***** SELECTED TEXT

# On Thompson's normal $p$-complement theorem

Thompson's normal $p$-complement theorem states that

For an odd prime $p$ dividing the order of a finite group $G$, if $N_G(J(P))$ and $C_G(Z(P))$ has normal $p$-complements, for $P$ a Sylow $p$-subgroup $G$, then so does $G$.

Now, $J(P)$ stands for the Thompson subgroup which is generated by the abelian subgroups of $P$ of maximal rank. How did Thompson know that $J(P)$ plays a central role to prove Frobenius' conjecture? Are there any earlier results on $J(P)$ which gives Thompson the idea that this theorem holds? Or shortly, why did Thompson define $J(P)$?

**********
***** INFORMATION GIVEN

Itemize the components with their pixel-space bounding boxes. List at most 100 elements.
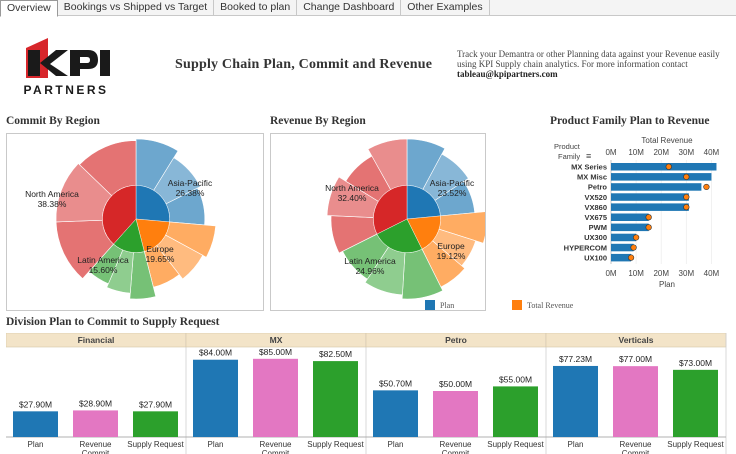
- division-panel-financial: Financial $27.90M Plan $28.90M RevenueCommit…: [6, 333, 187, 454]
- tab-booked-to-plan[interactable]: Booked to plan: [214, 0, 298, 16]
- revenue-pie-panel: Asia-Pacific 23.52% Europe 19.12% Latin Amer…: [270, 133, 488, 311]
- division-value-label: $50.70M: [379, 378, 412, 388]
- slice-pct-latin-america: 24.96%: [356, 266, 385, 276]
- legend-plan: Plan: [425, 299, 454, 311]
- division-bar-plan[interactable]: [13, 411, 58, 437]
- pie-slice-latin-america[interactable]: [88, 218, 157, 300]
- revenue-marker-vx675[interactable]: [645, 214, 652, 221]
- plan-bar-vx520[interactable]: [611, 193, 689, 201]
- division-panel-verticals: Verticals $77.23M Plan $77.00M RevenueCommit…: [545, 333, 727, 454]
- pie-slice-europe[interactable]: [406, 211, 488, 288]
- plan-bar-petro[interactable]: [611, 183, 702, 191]
- product-label-vx860: VX860: [584, 203, 607, 212]
- division-value-label: $28.90M: [79, 398, 112, 408]
- division-name: Verticals: [619, 335, 654, 345]
- pie-slice-asia-pacific[interactable]: [406, 138, 476, 220]
- division-bar-plan[interactable]: [373, 390, 418, 437]
- plan-bar-mx-misc[interactable]: [611, 173, 712, 181]
- revenue-marker-vx520[interactable]: [683, 193, 690, 201]
- division-value-label: $77.00M: [619, 354, 652, 364]
- pie-core-segment[interactable]: [102, 185, 137, 245]
- top-tick-label: 10M: [628, 148, 644, 157]
- pie-core-segment[interactable]: [373, 185, 408, 235]
- slice-label-north-america: North America: [325, 183, 379, 193]
- revenue-marker-hypercom[interactable]: [630, 244, 637, 251]
- product-label-petro: Petro: [588, 183, 608, 192]
- division-bar-revenue-commit[interactable]: [73, 410, 118, 437]
- division-category-label: Plan: [567, 440, 583, 449]
- commit-pie-panel: Asia-Pacific 26.38% Europe 19.65% Latin Amer…: [6, 133, 264, 311]
- plan-bar-vx675[interactable]: [611, 213, 649, 222]
- top-tick-label: 0M: [605, 148, 616, 157]
- legend-revenue-swatch: [512, 300, 522, 310]
- division-bar-supply-request[interactable]: [313, 361, 358, 437]
- revenue-marker-vx860[interactable]: [683, 204, 690, 211]
- tab-change-dashboard[interactable]: Change Dashboard: [297, 0, 402, 16]
- plan-bar-mx-series[interactable]: [611, 163, 717, 171]
- intro-description: Track your Demantra or other Planning da…: [457, 49, 720, 69]
- tab-bar: Overview Bookings vs Shipped vs Target B…: [0, 0, 736, 17]
- revenue-marker-ux100[interactable]: [627, 254, 635, 261]
- tab-bookings-vs-shipped[interactable]: Bookings vs Shipped vs Target: [58, 0, 215, 16]
- division-bar-plan[interactable]: [553, 365, 598, 437]
- slice-pct-europe: 19.65%: [146, 254, 175, 264]
- slice-pct-europe: 19.12%: [437, 251, 466, 261]
- plan-bar-ux300[interactable]: [611, 233, 637, 242]
- row-header-product: Product: [554, 142, 581, 151]
- bottom-axis-title: Plan: [659, 280, 675, 289]
- division-bar-plan[interactable]: [193, 359, 238, 437]
- slice-label-latin-america: Latin America: [77, 255, 129, 265]
- kpi-partners-logo: PARTNERS: [23, 38, 110, 97]
- dashboard-title: Supply Chain Plan, Commit and Revenue: [175, 57, 433, 72]
- tab-other-examples[interactable]: Other Examples: [401, 0, 490, 16]
- revenue-marker-pwm[interactable]: [645, 224, 652, 231]
- division-value-label: $77.23M: [559, 354, 592, 364]
- division-bar-supply-request[interactable]: [673, 369, 718, 437]
- division-bar-revenue-commit[interactable]: [613, 366, 658, 437]
- division-category-label: Supply Request: [487, 440, 544, 449]
- pie-slice-latin-america[interactable]: [342, 218, 444, 300]
- top-tick-label: 20M: [653, 148, 669, 157]
- division-bar-supply-request[interactable]: [493, 386, 538, 437]
- slice-label-asia-pacific: Asia-Pacific: [430, 178, 475, 188]
- division-category-label: Plan: [27, 440, 43, 449]
- intro-text: Track your Demantra or other Planning da…: [457, 49, 732, 79]
- division-category-label: Plan: [207, 440, 223, 449]
- division-name: MX: [270, 335, 283, 345]
- revenue-marker-petro[interactable]: [703, 183, 710, 191]
- pie-slice-asia-pacific[interactable]: [135, 138, 206, 226]
- bottom-tick-label: 0M: [605, 269, 616, 278]
- tab-overview[interactable]: Overview: [0, 0, 58, 17]
- division-title: Division Plan to Commit to Supply Reques…: [6, 316, 220, 328]
- division-value-label: $55.00M: [499, 374, 532, 384]
- plan-bar-vx860[interactable]: [611, 203, 689, 211]
- pie-slice-europe[interactable]: [135, 218, 217, 288]
- revenue-marker-ux300[interactable]: [633, 234, 640, 241]
- slice-label-europe: Europe: [437, 241, 465, 251]
- pie-slice-north-america[interactable]: [55, 140, 137, 280]
- slice-pct-asia-pacific: 23.52%: [438, 188, 467, 198]
- top-tick-label: 30M: [679, 148, 695, 157]
- division-bar-revenue-commit[interactable]: [433, 391, 478, 437]
- revenue-marker-mx-misc[interactable]: [683, 173, 690, 180]
- plan-bar-pwm[interactable]: [611, 223, 649, 232]
- division-bar-supply-request[interactable]: [133, 411, 178, 437]
- pie-slice-north-america[interactable]: [326, 138, 408, 254]
- contact-email[interactable]: tableau@kpipartners.com: [457, 69, 558, 79]
- division-category-label: Supply Request: [307, 440, 364, 449]
- plan-bar-ux100[interactable]: [611, 253, 632, 262]
- bottom-tick-label: 10M: [628, 269, 644, 278]
- division-value-label: $82.50M: [319, 349, 352, 359]
- plan-bar-hypercom[interactable]: [611, 243, 634, 252]
- division-bar-chart[interactable]: Financial$27.90MPlan$28.90MRevenueCommit…: [6, 333, 736, 454]
- revenue-marker-mx-series[interactable]: [665, 163, 672, 170]
- sort-icon[interactable]: ≡: [586, 151, 591, 161]
- slice-label-latin-america: Latin America: [344, 256, 396, 266]
- division-category-label: Commit: [262, 449, 290, 454]
- division-bar-revenue-commit[interactable]: [253, 358, 298, 437]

**********

- _WORK REQUIRED_
Translate this sentence from the post on Thompson's normal $p$-complement theorem into Spanish: "Now, $J(P)$ stands for the Thompson subgroup which is generated by the abelian subgroups of $P$ of maximal rank."

- _COMPLETE ANSWER_
Ahora bien, $J(P)$ denota el subgrupo de Thompson, que está generado por los subgrupos abelianos de $P$ de rango máximo.